Select every line in the data that contains the string "ACIN".

BEGIN Data extract

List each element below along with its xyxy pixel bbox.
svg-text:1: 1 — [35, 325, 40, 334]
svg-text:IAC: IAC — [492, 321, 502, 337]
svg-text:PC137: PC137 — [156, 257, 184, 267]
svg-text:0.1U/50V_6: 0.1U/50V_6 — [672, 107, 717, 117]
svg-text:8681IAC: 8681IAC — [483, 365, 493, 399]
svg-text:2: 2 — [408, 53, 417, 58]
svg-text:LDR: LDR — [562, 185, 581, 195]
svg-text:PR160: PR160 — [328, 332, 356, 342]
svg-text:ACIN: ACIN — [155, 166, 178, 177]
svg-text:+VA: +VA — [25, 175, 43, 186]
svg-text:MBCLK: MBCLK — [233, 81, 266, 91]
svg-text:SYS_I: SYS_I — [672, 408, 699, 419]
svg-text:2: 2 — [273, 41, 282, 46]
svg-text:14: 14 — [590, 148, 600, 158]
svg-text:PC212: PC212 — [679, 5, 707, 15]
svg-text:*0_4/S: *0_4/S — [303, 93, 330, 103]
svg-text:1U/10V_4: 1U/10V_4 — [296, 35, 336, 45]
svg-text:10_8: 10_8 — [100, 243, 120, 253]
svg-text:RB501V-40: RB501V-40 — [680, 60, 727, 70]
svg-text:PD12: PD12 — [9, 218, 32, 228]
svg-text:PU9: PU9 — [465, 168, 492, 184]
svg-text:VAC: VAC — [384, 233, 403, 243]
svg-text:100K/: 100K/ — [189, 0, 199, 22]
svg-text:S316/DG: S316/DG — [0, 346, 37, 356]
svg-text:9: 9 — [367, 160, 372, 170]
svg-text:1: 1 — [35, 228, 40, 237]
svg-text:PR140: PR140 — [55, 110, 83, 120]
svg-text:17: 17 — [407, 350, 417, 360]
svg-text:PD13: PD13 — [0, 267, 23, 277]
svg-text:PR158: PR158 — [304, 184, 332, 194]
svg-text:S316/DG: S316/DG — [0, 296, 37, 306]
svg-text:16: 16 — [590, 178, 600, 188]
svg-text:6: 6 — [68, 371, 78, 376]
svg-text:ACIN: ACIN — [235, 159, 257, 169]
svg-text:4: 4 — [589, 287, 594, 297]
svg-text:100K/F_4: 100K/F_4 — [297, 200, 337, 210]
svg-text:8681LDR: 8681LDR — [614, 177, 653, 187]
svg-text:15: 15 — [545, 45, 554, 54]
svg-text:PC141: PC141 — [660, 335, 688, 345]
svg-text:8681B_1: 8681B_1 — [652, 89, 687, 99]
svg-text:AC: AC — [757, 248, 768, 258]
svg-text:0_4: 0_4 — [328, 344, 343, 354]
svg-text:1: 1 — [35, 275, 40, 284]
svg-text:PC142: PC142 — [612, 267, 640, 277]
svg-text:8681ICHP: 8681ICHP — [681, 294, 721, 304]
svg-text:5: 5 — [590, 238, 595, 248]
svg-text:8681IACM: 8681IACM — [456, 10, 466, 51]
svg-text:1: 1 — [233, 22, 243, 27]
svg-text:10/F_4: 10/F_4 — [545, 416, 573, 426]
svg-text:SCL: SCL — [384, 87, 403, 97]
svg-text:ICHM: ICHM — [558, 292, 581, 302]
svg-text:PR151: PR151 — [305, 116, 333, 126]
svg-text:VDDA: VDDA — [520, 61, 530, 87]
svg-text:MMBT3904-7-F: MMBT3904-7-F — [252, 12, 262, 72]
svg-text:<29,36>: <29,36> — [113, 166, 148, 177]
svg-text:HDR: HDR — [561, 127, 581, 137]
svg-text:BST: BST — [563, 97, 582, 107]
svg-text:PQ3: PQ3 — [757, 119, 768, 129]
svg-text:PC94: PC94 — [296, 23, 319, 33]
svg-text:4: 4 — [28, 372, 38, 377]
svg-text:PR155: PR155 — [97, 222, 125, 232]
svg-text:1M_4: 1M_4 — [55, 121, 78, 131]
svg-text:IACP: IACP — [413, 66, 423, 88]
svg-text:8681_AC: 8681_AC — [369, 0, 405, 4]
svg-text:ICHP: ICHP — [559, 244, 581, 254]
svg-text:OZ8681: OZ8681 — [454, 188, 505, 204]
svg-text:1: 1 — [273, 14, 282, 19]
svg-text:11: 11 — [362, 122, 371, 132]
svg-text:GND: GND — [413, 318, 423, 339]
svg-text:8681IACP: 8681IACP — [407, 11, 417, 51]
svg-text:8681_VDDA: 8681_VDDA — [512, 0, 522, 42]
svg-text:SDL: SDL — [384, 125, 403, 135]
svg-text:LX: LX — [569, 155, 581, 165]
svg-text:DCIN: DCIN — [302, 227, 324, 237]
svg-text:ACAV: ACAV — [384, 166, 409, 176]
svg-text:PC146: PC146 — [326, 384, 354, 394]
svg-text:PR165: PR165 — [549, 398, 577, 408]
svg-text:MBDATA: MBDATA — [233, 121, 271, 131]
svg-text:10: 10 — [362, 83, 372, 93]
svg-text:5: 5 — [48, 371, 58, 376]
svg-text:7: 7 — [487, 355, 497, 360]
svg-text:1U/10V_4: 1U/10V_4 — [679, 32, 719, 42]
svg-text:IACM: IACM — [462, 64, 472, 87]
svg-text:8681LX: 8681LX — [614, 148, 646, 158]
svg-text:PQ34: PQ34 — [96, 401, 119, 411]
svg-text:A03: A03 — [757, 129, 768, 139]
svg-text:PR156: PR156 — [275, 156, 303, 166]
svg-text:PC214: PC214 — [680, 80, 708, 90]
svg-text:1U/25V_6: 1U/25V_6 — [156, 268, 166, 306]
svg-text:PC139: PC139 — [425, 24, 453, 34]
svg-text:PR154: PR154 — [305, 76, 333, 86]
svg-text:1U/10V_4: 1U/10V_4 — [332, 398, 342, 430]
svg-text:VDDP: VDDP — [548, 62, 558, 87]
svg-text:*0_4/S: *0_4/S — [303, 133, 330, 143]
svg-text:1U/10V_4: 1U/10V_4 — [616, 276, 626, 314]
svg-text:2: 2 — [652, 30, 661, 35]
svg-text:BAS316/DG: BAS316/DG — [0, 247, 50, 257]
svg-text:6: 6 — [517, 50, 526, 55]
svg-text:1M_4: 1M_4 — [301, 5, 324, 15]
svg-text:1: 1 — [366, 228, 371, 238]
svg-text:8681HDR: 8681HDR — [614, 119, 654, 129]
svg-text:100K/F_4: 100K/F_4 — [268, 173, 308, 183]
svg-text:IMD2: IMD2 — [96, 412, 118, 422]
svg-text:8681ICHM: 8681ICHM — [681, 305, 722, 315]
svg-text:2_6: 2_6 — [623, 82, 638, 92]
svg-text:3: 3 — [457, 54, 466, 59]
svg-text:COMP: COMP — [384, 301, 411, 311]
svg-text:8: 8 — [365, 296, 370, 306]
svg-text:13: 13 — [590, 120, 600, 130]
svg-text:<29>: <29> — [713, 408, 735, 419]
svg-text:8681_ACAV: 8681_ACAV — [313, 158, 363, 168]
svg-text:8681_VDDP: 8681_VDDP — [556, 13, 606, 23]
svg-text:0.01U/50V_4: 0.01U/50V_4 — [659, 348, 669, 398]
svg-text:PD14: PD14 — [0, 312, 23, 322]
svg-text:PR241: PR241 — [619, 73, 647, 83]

END Data extract

Solution for this exercise
svg-text:ACIN: ACIN — [155, 166, 178, 177]
svg-text:ACIN: ACIN — [235, 159, 257, 169]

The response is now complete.